Exercise
From the listing that follows, output everything exactly except the pictures.

►

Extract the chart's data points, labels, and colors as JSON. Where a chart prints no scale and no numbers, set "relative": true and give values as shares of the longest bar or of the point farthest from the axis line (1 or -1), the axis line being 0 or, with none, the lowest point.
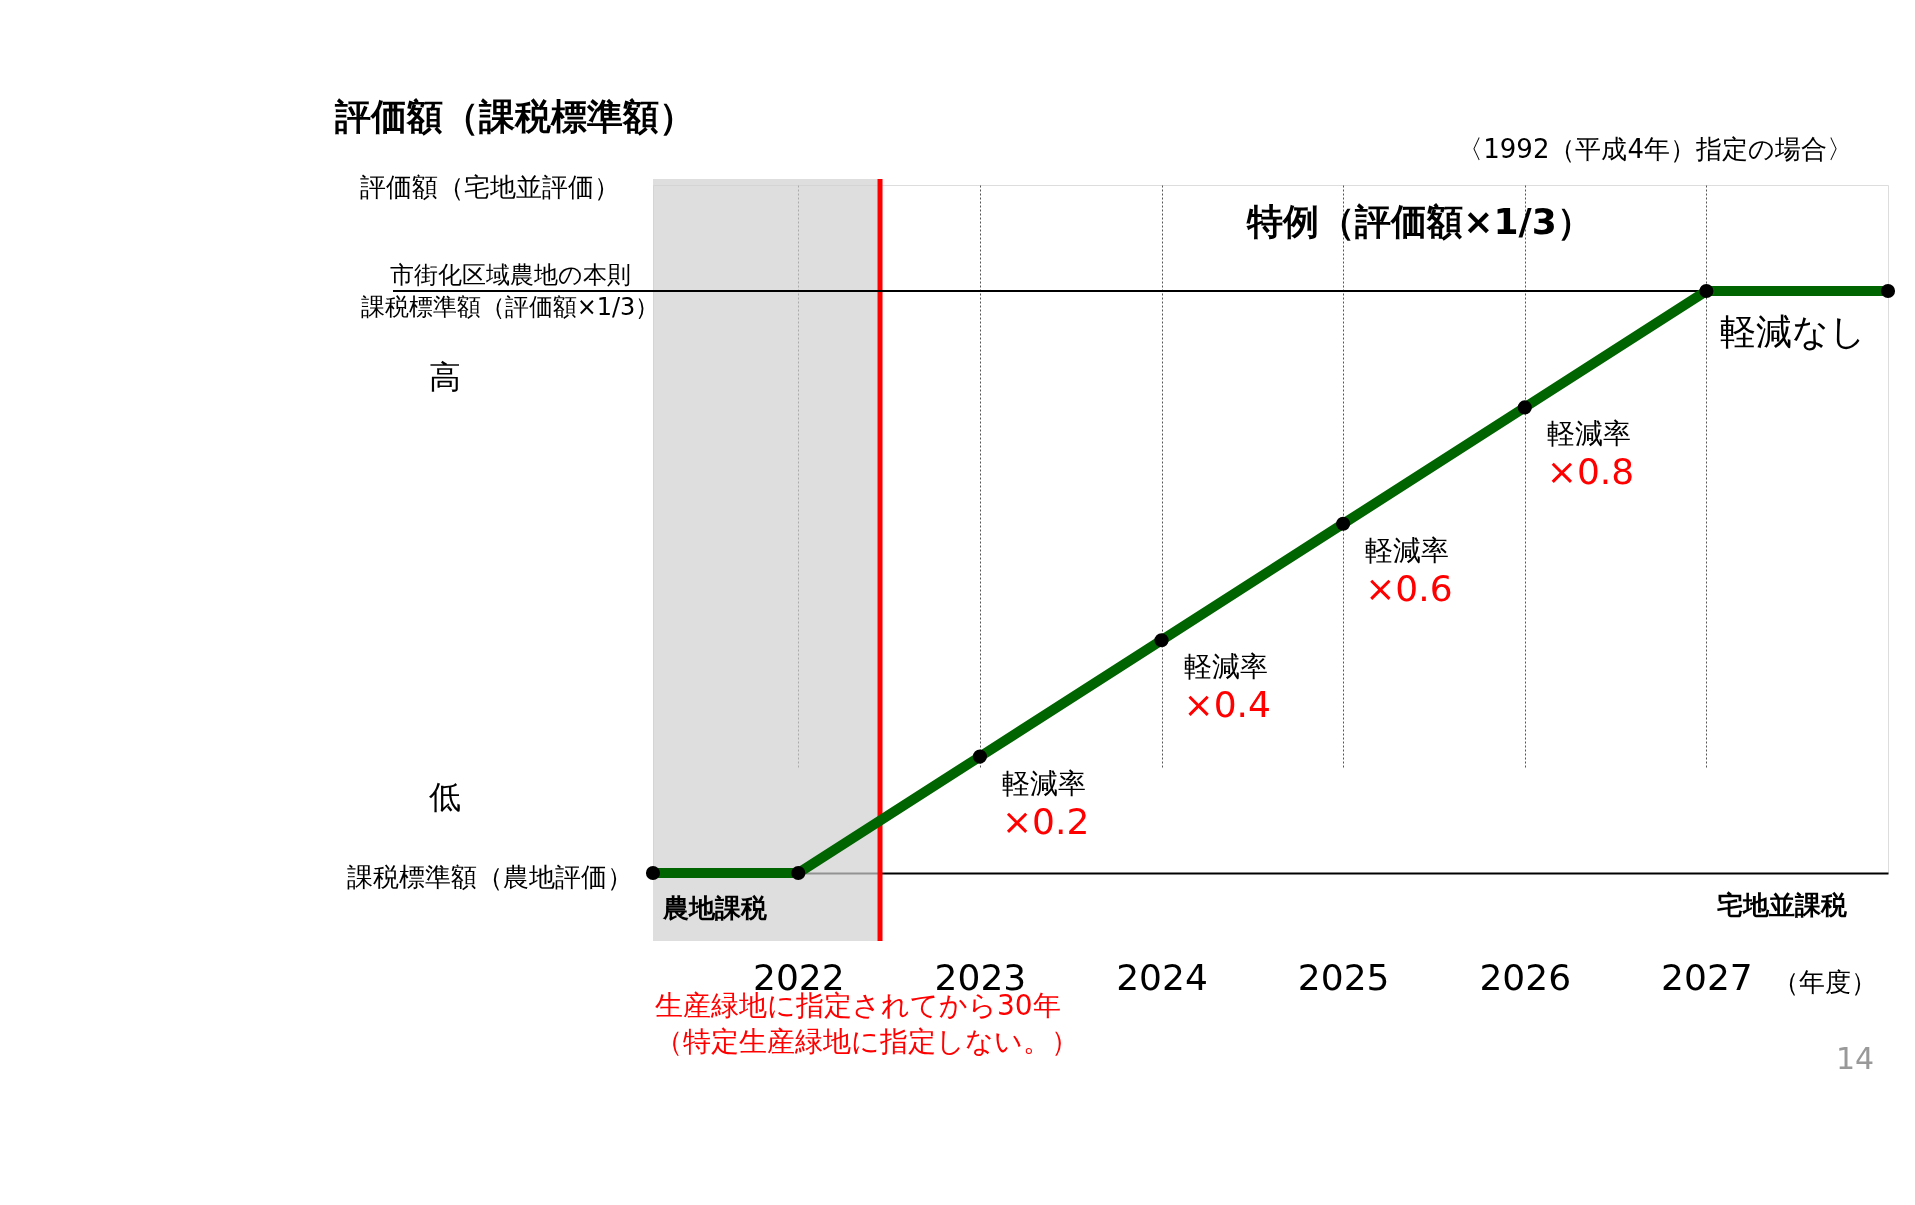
{
  "chart_data": {
    "type": "line",
    "relative": true,
    "title": "評価額（課税標準額）",
    "subtitle": "〈1992（平成4年）指定の場合〉",
    "xlabel": "（年度）",
    "x": [
      2021.2,
      2022,
      2023,
      2024,
      2025,
      2026,
      2027,
      2028
    ],
    "series": [
      {
        "color": "#006400",
        "values": [
          0,
          0,
          0.2,
          0.4,
          0.6,
          0.8,
          1,
          1
        ]
      }
    ],
    "xlim": [
      2021.2,
      2028
    ],
    "xticks": [
      2022,
      2023,
      2024,
      2025,
      2026,
      2027
    ],
    "grid": "x",
    "marker": "circle",
    "line_style": "solid",
    "tick_labels": "x",
    "ref_lines": [
      {
        "axis": "x",
        "value": 2022.45,
        "label": "生産緑地に指定されてから30年（特定生産緑地に指定しない。）",
        "color": "#ff0000"
      },
      {
        "axis": "y",
        "value": 1,
        "label": "市街化区域農地の本則課税標準額（評価額×1/3）",
        "color": "#000000"
      }
    ],
    "bands": [
      {
        "axis": "x",
        "from": 2021.2,
        "to": 2022.45,
        "label": "農地課税",
        "color": "#d0d0d0"
      }
    ],
    "annotations": [
      "評価額（宅地並評価）",
      "高",
      "低",
      "課税標準額（農地評価）",
      "特例（評価額×1/3）",
      "軽減なし",
      "宅地並課税",
      "14",
      {
        "text": "軽減率",
        "x": 2023,
        "y": 0.2
      },
      {
        "text": "×0.2",
        "x": 2023,
        "y": 0.2
      },
      {
        "text": "軽減率",
        "x": 2024,
        "y": 0.4
      },
      {
        "text": "×0.4",
        "x": 2024,
        "y": 0.4
      },
      {
        "text": "軽減率",
        "x": 2025,
        "y": 0.6
      },
      {
        "text": "×0.6",
        "x": 2025,
        "y": 0.6
      },
      {
        "text": "軽減率",
        "x": 2026,
        "y": 0.8
      },
      {
        "text": "×0.8",
        "x": 2026,
        "y": 0.8
      }
    ]
  }
}
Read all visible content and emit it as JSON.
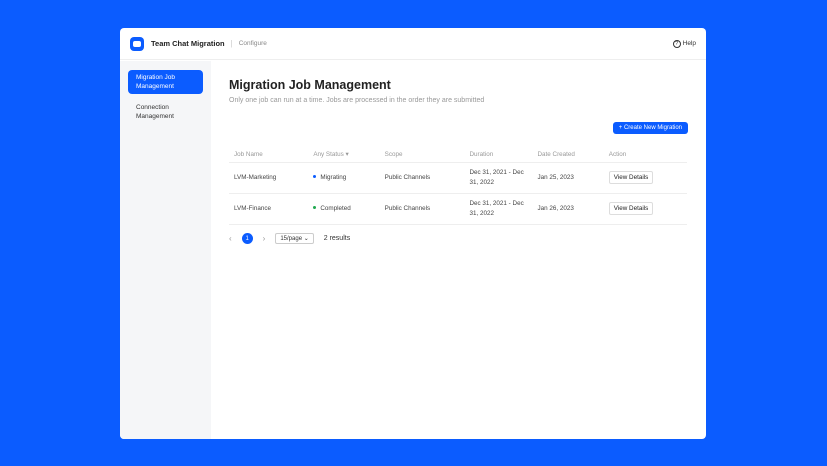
{
  "header": {
    "app_title": "Team Chat Migration",
    "section": "Configure",
    "help": "Help"
  },
  "sidebar": {
    "items": [
      {
        "label": "Migration Job Management",
        "active": true
      },
      {
        "label": "Connection Management",
        "active": false
      }
    ]
  },
  "main": {
    "title": "Migration Job Management",
    "subtitle": "Only one job can run at a time. Jobs are processed in the order they are submitted",
    "create_button": "+ Create New Migration",
    "columns": [
      "Job Name",
      "Any Status ▾",
      "Scope",
      "Duration",
      "Date Created",
      "Action"
    ],
    "rows": [
      {
        "name": "LVM-Marketing",
        "status": "Migrating",
        "status_color": "#0b5cff",
        "scope": "Public Channels",
        "duration": "Dec 31, 2021 - Dec 31, 2022",
        "created": "Jan 25, 2023",
        "action": "View Details"
      },
      {
        "name": "LVM-Finance",
        "status": "Completed",
        "status_color": "#1fa84f",
        "scope": "Public Channels",
        "duration": "Dec 31, 2021 - Dec 31, 2022",
        "created": "Jan 26, 2023",
        "action": "View Details"
      }
    ],
    "pagination": {
      "page": "1",
      "per_page": "15/page",
      "results": "2 results"
    }
  }
}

◄

Response
Extract the chart's data points, labels, and colors as JSON. Where a chart prints no scale and no numbers, set "relative": true and give values as shares of the longest bar or of the point farthest from the axis line (1 or -1), the axis line being 0 or, with none, the lowest point.
{
  "chart_data": {
    "type": "line",
    "relative": true,
    "title": "評価額（課税標準額）",
    "subtitle": "〈1992（平成4年）指定の場合〉",
    "xlabel": "（年度）",
    "x": [
      2021.2,
      2022,
      2023,
      2024,
      2025,
      2026,
      2027,
      2028
    ],
    "series": [
      {
        "color": "#006400",
        "values": [
          0,
          0,
          0.2,
          0.4,
          0.6,
          0.8,
          1,
          1
        ]
      }
    ],
    "xlim": [
      2021.2,
      2028
    ],
    "xticks": [
      2022,
      2023,
      2024,
      2025,
      2026,
      2027
    ],
    "grid": "x",
    "marker": "circle",
    "line_style": "solid",
    "tick_labels": "x",
    "ref_lines": [
      {
        "axis": "x",
        "value": 2022.45,
        "label": "生産緑地に指定されてから30年（特定生産緑地に指定しない。）",
        "color": "#ff0000"
      },
      {
        "axis": "y",
        "value": 1,
        "label": "市街化区域農地の本則課税標準額（評価額×1/3）",
        "color": "#000000"
      }
    ],
    "bands": [
      {
        "axis": "x",
        "from": 2021.2,
        "to": 2022.45,
        "label": "農地課税",
        "color": "#d0d0d0"
      }
    ],
    "annotations": [
      "評価額（宅地並評価）",
      "高",
      "低",
      "課税標準額（農地評価）",
      "特例（評価額×1/3）",
      "軽減なし",
      "宅地並課税",
      "14",
      {
        "text": "軽減率",
        "x": 2023,
        "y": 0.2
      },
      {
        "text": "×0.2",
        "x": 2023,
        "y": 0.2
      },
      {
        "text": "軽減率",
        "x": 2024,
        "y": 0.4
      },
      {
        "text": "×0.4",
        "x": 2024,
        "y": 0.4
      },
      {
        "text": "軽減率",
        "x": 2025,
        "y": 0.6
      },
      {
        "text": "×0.6",
        "x": 2025,
        "y": 0.6
      },
      {
        "text": "軽減率",
        "x": 2026,
        "y": 0.8
      },
      {
        "text": "×0.8",
        "x": 2026,
        "y": 0.8
      }
    ]
  }
}
Read all visible content and emit it as JSON.
{
  "header": {
    "app_title": "Team Chat Migration",
    "section": "Configure",
    "help": "Help"
  },
  "sidebar": {
    "items": [
      {
        "label": "Migration Job Management",
        "active": true
      },
      {
        "label": "Connection Management",
        "active": false
      }
    ]
  },
  "main": {
    "title": "Migration Job Management",
    "subtitle": "Only one job can run at a time. Jobs are processed in the order they are submitted",
    "create_button": "+ Create New Migration",
    "columns": [
      "Job Name",
      "Any Status ▾",
      "Scope",
      "Duration",
      "Date Created",
      "Action"
    ],
    "rows": [
      {
        "name": "LVM-Marketing",
        "status": "Migrating",
        "status_color": "#0b5cff",
        "scope": "Public Channels",
        "duration": "Dec 31, 2021 - Dec 31, 2022",
        "created": "Jan 25, 2023",
        "action": "View Details"
      },
      {
        "name": "LVM-Finance",
        "status": "Completed",
        "status_color": "#1fa84f",
        "scope": "Public Channels",
        "duration": "Dec 31, 2021 - Dec 31, 2022",
        "created": "Jan 26, 2023",
        "action": "View Details"
      }
    ],
    "pagination": {
      "page": "1",
      "per_page": "15/page",
      "results": "2 results"
    }
  }
}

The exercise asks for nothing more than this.